# [TASK STATEMENT]
Whenever a line in the records below contains "Topology", pick it out.

# [DATA EXTRACT]
══════════

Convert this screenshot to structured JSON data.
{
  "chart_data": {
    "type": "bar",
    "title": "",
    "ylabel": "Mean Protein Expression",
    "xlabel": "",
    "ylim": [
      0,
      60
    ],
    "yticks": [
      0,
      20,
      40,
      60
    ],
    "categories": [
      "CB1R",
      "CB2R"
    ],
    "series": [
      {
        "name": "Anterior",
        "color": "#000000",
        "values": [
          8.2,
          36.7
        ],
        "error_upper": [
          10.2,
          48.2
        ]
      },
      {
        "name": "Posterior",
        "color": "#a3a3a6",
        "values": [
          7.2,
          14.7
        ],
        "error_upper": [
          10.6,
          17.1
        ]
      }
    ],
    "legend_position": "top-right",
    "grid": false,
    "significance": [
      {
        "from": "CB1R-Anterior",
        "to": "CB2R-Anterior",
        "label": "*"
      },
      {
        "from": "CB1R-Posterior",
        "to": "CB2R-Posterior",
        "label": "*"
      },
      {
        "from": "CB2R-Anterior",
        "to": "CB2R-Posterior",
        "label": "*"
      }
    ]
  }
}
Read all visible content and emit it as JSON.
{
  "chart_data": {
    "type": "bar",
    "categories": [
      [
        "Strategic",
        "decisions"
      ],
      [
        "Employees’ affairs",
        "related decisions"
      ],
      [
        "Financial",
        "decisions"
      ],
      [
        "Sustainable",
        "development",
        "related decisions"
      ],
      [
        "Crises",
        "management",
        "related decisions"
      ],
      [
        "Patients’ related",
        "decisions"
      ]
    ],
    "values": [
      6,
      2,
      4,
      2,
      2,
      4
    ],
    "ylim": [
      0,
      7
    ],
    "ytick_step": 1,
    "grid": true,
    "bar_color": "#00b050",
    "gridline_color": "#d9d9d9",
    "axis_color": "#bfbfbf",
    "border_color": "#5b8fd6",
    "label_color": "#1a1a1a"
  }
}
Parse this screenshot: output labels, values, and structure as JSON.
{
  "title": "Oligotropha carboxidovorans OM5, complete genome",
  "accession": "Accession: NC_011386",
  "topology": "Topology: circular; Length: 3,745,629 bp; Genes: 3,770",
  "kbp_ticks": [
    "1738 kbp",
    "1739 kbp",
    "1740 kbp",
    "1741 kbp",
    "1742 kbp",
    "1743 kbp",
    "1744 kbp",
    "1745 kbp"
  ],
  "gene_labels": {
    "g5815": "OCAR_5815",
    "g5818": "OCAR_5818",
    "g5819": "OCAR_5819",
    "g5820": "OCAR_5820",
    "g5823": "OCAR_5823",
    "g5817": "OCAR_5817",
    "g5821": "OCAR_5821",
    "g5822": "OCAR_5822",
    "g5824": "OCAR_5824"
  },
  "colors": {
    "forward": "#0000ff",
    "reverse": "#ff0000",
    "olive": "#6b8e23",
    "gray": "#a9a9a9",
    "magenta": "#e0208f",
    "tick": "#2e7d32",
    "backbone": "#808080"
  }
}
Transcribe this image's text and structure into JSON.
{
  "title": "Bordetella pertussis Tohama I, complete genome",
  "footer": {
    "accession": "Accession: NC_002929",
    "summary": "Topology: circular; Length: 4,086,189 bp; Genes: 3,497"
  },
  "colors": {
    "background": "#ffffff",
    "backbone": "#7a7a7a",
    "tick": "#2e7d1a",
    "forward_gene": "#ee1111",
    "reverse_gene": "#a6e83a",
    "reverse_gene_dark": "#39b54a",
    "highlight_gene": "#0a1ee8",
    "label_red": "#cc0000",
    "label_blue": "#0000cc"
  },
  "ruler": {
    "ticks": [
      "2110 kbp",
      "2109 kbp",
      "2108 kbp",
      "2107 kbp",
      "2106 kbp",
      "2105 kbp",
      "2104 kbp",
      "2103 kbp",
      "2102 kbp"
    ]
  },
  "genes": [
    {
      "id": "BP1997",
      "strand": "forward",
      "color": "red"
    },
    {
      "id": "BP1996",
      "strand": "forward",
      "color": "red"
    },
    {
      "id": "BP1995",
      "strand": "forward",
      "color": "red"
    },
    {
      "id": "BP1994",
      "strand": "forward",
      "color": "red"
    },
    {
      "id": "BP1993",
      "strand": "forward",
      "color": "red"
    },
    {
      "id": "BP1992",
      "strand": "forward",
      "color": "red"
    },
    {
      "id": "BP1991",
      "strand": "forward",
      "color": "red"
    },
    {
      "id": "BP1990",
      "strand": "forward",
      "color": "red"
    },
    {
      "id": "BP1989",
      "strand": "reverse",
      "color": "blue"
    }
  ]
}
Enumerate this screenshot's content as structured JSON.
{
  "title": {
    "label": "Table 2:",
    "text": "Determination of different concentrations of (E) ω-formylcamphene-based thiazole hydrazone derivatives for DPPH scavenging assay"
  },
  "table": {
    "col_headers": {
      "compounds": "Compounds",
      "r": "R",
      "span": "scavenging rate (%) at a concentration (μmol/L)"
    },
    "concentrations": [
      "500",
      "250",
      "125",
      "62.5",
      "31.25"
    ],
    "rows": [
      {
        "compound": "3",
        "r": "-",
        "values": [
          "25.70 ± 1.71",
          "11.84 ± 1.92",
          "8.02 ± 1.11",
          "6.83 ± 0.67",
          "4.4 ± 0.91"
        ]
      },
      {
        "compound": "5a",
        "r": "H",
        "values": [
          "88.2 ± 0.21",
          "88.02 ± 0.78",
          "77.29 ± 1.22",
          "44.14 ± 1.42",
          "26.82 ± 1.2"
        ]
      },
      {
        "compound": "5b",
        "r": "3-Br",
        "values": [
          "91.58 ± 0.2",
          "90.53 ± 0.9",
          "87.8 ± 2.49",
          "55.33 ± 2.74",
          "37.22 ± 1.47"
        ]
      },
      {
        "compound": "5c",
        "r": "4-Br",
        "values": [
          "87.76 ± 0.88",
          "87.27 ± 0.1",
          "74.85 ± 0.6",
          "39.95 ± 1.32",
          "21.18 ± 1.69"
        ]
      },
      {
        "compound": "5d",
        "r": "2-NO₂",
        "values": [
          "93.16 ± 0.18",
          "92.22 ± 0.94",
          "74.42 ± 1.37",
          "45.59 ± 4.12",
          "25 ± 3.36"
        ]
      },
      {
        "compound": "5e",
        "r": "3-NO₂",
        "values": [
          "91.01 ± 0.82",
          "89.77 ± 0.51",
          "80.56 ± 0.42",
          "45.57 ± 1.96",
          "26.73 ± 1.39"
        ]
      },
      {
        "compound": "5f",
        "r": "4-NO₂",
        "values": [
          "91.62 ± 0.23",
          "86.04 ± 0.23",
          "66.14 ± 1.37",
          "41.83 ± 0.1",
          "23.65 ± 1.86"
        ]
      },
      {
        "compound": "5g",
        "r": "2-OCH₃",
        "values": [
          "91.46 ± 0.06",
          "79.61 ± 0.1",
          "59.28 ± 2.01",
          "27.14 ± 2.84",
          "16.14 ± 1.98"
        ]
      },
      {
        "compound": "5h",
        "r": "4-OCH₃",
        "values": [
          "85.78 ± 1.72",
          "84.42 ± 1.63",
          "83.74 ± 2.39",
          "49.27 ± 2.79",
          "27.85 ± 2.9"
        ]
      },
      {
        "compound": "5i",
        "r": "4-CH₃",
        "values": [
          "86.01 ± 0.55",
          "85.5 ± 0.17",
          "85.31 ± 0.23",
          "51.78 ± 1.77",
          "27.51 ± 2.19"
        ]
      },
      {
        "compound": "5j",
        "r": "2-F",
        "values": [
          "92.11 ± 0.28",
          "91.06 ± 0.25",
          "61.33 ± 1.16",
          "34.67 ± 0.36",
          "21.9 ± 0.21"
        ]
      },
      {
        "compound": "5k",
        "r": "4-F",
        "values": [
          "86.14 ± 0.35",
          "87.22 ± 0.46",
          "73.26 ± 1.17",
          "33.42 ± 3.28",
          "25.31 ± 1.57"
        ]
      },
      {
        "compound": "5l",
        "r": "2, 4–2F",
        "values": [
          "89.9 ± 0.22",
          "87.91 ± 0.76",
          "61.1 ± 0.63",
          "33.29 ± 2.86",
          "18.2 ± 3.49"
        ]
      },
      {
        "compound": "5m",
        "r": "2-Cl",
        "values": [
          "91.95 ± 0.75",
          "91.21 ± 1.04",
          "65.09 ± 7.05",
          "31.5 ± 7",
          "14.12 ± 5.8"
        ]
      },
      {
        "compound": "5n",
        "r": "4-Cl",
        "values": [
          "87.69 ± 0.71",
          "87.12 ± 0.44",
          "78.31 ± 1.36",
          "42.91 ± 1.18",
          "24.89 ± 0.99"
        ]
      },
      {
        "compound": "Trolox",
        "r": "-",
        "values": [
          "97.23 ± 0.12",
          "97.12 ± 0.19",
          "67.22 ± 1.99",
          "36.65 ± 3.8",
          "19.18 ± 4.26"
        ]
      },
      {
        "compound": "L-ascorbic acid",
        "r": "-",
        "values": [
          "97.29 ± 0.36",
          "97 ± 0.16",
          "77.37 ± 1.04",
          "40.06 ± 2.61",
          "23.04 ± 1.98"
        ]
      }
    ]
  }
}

══════════

# [OUTPUT OF THE EXERCISE]
  "topology": "Topology: circular; Length: 3,745,629 bp; Genes: 3,770",
    "summary": "Topology: circular; Length: 4,086,189 bp; Genes: 3,497"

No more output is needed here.